=== Stated problem ===
Pull out each line of the records holding the string "Arbor".

=== Data shown ===
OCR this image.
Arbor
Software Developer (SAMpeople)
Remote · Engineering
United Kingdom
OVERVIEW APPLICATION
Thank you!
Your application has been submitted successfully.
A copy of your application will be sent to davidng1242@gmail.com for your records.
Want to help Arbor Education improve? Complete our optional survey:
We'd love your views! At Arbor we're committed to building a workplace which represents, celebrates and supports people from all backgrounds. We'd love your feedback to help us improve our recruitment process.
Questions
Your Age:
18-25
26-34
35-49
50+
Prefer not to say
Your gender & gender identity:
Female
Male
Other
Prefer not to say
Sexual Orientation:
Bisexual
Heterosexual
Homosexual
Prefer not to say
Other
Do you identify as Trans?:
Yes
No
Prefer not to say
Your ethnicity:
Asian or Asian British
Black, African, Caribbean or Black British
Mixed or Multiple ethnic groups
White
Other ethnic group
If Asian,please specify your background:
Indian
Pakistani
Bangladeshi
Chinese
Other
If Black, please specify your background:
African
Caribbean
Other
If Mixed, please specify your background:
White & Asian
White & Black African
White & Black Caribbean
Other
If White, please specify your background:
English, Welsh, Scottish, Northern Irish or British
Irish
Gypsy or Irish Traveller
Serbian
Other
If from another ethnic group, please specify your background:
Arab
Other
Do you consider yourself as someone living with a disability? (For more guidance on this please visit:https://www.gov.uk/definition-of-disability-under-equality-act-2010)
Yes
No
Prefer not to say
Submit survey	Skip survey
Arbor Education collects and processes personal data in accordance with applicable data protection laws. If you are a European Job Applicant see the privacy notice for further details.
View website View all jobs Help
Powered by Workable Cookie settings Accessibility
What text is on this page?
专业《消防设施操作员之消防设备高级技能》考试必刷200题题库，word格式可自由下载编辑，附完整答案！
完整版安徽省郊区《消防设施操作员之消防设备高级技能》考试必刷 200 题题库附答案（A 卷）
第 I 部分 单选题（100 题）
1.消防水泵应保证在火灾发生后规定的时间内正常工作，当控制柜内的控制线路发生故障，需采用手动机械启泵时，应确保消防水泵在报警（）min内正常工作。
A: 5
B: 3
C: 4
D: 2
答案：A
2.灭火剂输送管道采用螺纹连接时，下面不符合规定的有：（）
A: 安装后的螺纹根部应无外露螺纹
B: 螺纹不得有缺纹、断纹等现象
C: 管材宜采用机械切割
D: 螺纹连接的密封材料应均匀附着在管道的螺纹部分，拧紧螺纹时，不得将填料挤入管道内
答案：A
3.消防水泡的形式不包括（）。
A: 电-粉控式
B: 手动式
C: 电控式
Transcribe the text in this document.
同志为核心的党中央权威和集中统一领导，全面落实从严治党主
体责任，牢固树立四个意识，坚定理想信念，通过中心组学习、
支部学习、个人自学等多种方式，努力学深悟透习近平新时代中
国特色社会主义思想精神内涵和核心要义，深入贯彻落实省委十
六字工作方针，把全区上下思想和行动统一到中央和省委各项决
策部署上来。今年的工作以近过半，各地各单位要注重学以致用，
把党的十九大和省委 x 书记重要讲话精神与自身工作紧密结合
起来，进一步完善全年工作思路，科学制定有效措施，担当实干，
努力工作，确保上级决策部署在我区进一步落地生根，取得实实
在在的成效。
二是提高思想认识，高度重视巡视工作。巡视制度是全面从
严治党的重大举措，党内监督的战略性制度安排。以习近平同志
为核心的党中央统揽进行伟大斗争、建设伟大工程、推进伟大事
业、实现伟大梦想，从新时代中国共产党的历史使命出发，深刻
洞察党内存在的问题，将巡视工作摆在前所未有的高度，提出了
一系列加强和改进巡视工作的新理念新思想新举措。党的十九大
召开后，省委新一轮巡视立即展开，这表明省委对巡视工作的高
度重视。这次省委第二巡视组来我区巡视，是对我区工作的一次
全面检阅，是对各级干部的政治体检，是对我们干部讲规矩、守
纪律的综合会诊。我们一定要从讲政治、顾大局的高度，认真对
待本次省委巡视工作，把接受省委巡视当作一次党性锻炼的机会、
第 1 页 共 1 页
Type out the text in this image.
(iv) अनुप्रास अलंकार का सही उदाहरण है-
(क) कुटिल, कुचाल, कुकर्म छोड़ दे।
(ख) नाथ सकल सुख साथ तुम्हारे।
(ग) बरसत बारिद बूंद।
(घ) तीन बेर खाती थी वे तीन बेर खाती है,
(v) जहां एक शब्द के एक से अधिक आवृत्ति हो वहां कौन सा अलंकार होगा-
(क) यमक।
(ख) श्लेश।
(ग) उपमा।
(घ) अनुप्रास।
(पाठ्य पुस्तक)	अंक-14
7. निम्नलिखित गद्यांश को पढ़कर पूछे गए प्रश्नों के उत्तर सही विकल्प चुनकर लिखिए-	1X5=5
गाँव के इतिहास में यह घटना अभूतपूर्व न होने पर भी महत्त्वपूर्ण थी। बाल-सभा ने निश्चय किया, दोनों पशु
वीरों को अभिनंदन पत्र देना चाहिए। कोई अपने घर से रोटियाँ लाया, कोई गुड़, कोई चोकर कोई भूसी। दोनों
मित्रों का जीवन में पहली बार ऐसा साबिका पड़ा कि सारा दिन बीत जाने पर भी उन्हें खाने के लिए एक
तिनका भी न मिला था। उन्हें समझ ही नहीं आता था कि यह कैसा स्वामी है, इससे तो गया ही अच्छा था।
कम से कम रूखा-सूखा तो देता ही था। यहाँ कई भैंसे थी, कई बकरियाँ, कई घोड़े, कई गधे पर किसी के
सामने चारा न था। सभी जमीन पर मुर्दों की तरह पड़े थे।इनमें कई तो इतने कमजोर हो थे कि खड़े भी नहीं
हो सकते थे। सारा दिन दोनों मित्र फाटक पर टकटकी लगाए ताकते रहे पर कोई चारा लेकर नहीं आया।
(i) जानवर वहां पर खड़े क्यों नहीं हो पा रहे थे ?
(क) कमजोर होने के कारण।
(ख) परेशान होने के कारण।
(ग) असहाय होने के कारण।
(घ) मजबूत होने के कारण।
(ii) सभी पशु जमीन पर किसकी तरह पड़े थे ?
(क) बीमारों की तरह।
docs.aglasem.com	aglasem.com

=== Finished exercise ===
Arbor
Want to help Arbor Education improve? Complete our optional survey:
We'd love your views! At Arbor we're committed to building a workplace which represents, celebrates and supports people from all backgrounds. We'd love your feedback to help us improve our recruitment process.
Arbor Education collects and processes personal data in accordance with applicable data protection laws. If you are a European Job Applicant see the privacy notice for further details.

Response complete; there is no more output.